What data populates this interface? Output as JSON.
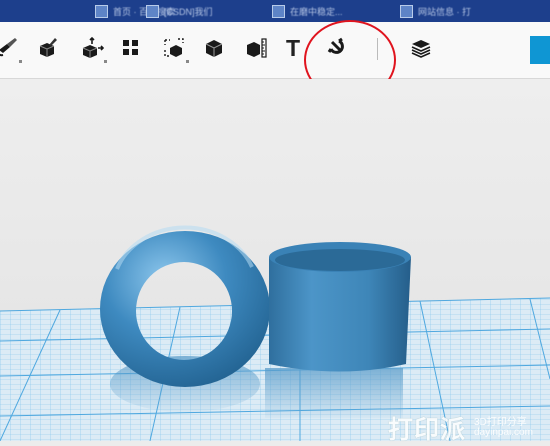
{
  "browser": {
    "tabs": [
      {
        "label": "首页 · 百度搜索"
      },
      {
        "label": "[CSDN]我们"
      },
      {
        "label": "在磨中稳定..."
      },
      {
        "label": "网站信息 · 打"
      }
    ]
  },
  "toolbar": {
    "tools": [
      {
        "icon": "smooth-brush-icon"
      },
      {
        "icon": "paint-brush-icon"
      },
      {
        "icon": "transform-move-icon"
      },
      {
        "icon": "group-objects-icon"
      },
      {
        "icon": "mesh-select-icon"
      },
      {
        "icon": "solid-cube-icon"
      },
      {
        "icon": "measure-ruler-icon"
      },
      {
        "icon": "text-icon",
        "label": "T"
      },
      {
        "icon": "magnet-snap-icon"
      },
      {
        "icon": "layer-stack-icon"
      }
    ],
    "accent_color": "#0f96d3",
    "highlight_color": "#e0141e"
  },
  "scene": {
    "object_color": "#3d84b5",
    "grid_color": "#7fc3ec",
    "objects": [
      {
        "name": "torus"
      },
      {
        "name": "cylinder-tube"
      }
    ]
  },
  "watermark": {
    "big_text": "打印派",
    "top_text": "3D打印分享",
    "url": "dayinpai.com"
  }
}
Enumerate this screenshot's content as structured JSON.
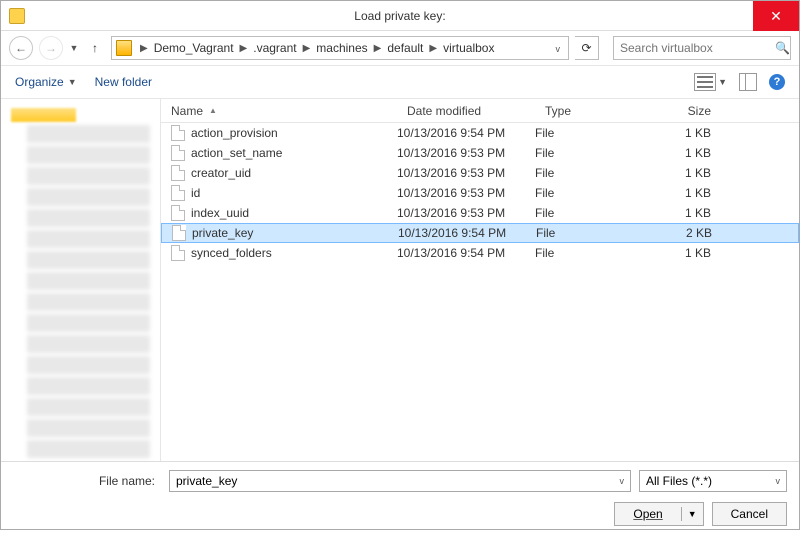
{
  "title": "Load private key:",
  "nav": {
    "crumbs": [
      "Demo_Vagrant",
      ".vagrant",
      "machines",
      "default",
      "virtualbox"
    ],
    "search_placeholder": "Search virtualbox"
  },
  "toolbar": {
    "organize": "Organize",
    "new_folder": "New folder"
  },
  "columns": {
    "name": "Name",
    "date": "Date modified",
    "type": "Type",
    "size": "Size"
  },
  "files": [
    {
      "name": "action_provision",
      "date": "10/13/2016 9:54 PM",
      "type": "File",
      "size": "1 KB",
      "selected": false
    },
    {
      "name": "action_set_name",
      "date": "10/13/2016 9:53 PM",
      "type": "File",
      "size": "1 KB",
      "selected": false
    },
    {
      "name": "creator_uid",
      "date": "10/13/2016 9:53 PM",
      "type": "File",
      "size": "1 KB",
      "selected": false
    },
    {
      "name": "id",
      "date": "10/13/2016 9:53 PM",
      "type": "File",
      "size": "1 KB",
      "selected": false
    },
    {
      "name": "index_uuid",
      "date": "10/13/2016 9:53 PM",
      "type": "File",
      "size": "1 KB",
      "selected": false
    },
    {
      "name": "private_key",
      "date": "10/13/2016 9:54 PM",
      "type": "File",
      "size": "2 KB",
      "selected": true
    },
    {
      "name": "synced_folders",
      "date": "10/13/2016 9:54 PM",
      "type": "File",
      "size": "1 KB",
      "selected": false
    }
  ],
  "footer": {
    "filename_label": "File name:",
    "filename_value": "private_key",
    "filter": "All Files (*.*)",
    "open": "Open",
    "cancel": "Cancel"
  }
}
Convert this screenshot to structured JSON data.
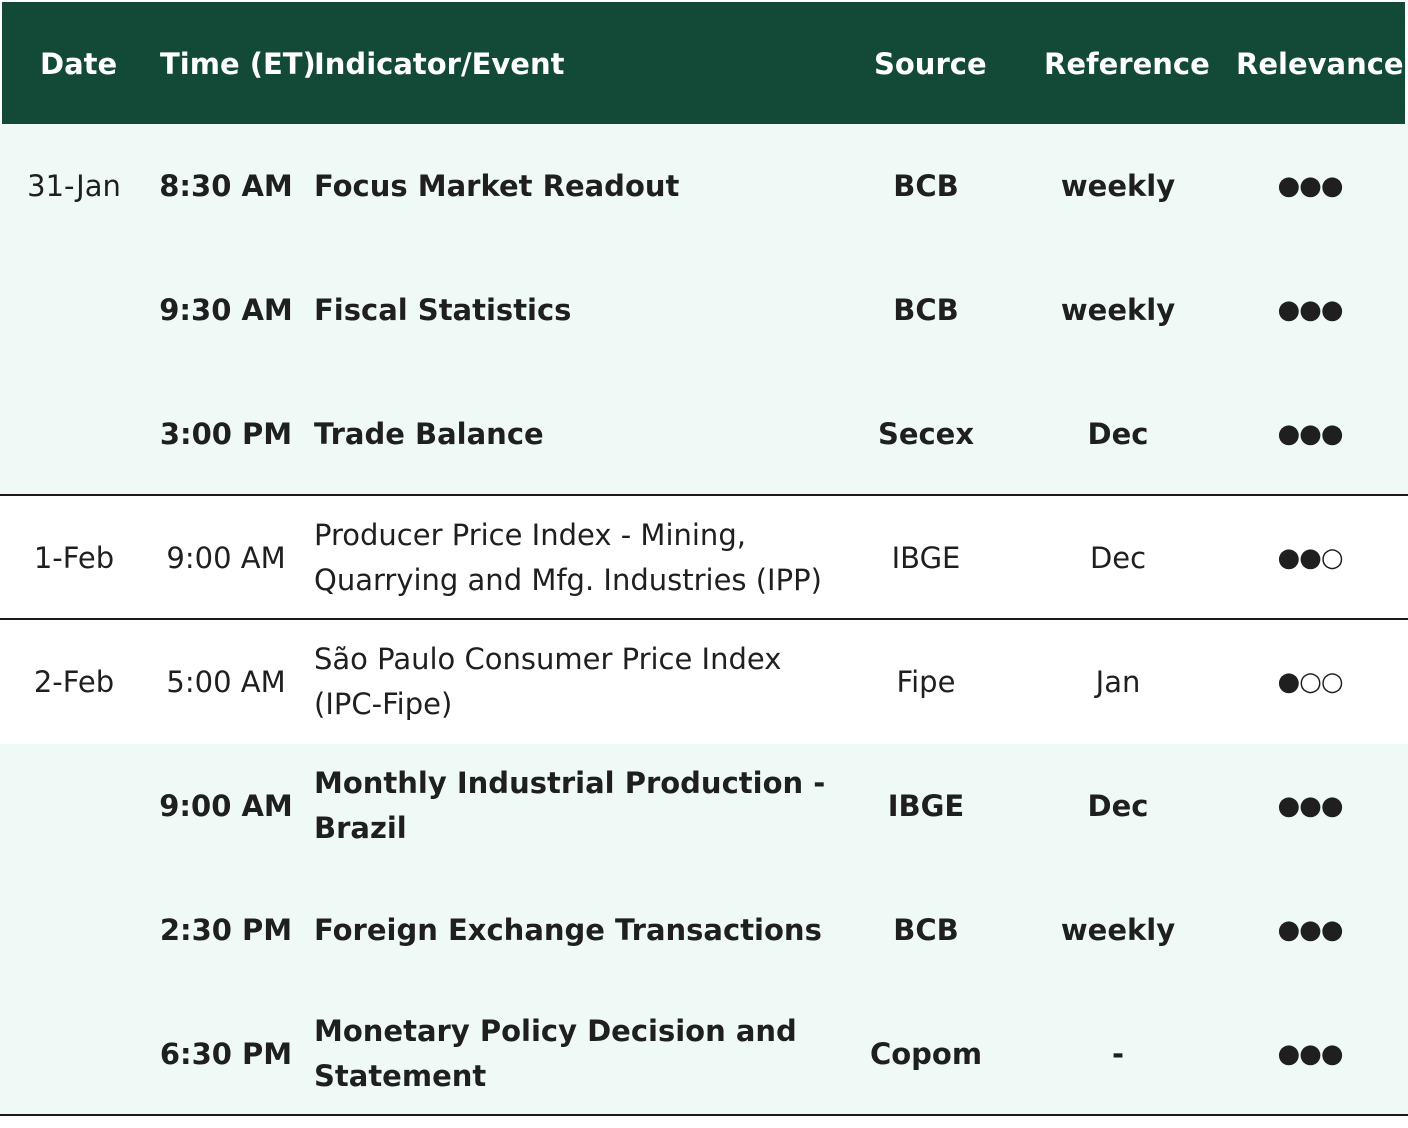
{
  "header": {
    "date": "Date",
    "time": "Time (ET)",
    "indicator": "Indicator/Event",
    "source": "Source",
    "reference": "Reference",
    "relevance": "Relevance"
  },
  "colors": {
    "header_bg": "#124a37",
    "highlight_bg": "#effaf6",
    "rule": "#1a1a1a"
  },
  "rows": [
    {
      "date": "31-Jan",
      "time": "8:30 AM",
      "indicator": "Focus Market Readout",
      "source": "BCB",
      "reference": "weekly",
      "relevance": "●●●"
    },
    {
      "date": "",
      "time": "9:30 AM",
      "indicator": "Fiscal Statistics",
      "source": "BCB",
      "reference": "weekly",
      "relevance": "●●●"
    },
    {
      "date": "",
      "time": "3:00 PM",
      "indicator": "Trade Balance",
      "source": "Secex",
      "reference": "Dec",
      "relevance": "●●●"
    },
    {
      "date": "1-Feb",
      "time": "9:00 AM",
      "indicator": "Producer Price Index - Mining, Quarrying and Mfg. Industries (IPP)",
      "source": "IBGE",
      "reference": "Dec",
      "relevance": "●●○"
    },
    {
      "date": "2-Feb",
      "time": "5:00 AM",
      "indicator": "São Paulo Consumer Price Index (IPC-Fipe)",
      "source": "Fipe",
      "reference": "Jan",
      "relevance": "●○○"
    },
    {
      "date": "",
      "time": "9:00 AM",
      "indicator": "Monthly Industrial Production - Brazil",
      "source": "IBGE",
      "reference": "Dec",
      "relevance": "●●●"
    },
    {
      "date": "",
      "time": "2:30 PM",
      "indicator": "Foreign Exchange Transactions",
      "source": "BCB",
      "reference": "weekly",
      "relevance": "●●●"
    },
    {
      "date": "",
      "time": "6:30 PM",
      "indicator": "Monetary Policy Decision and Statement",
      "source": "Copom",
      "reference": "-",
      "relevance": "●●●"
    }
  ]
}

== Written problem ==
Show each line of the listing that holds the string "JSON".

== Exercise answer ==
What data populates this interface? Output as JSON.
Enumerate this screenshot's content as structured JSON.
Convert this screenshot to structured JSON data.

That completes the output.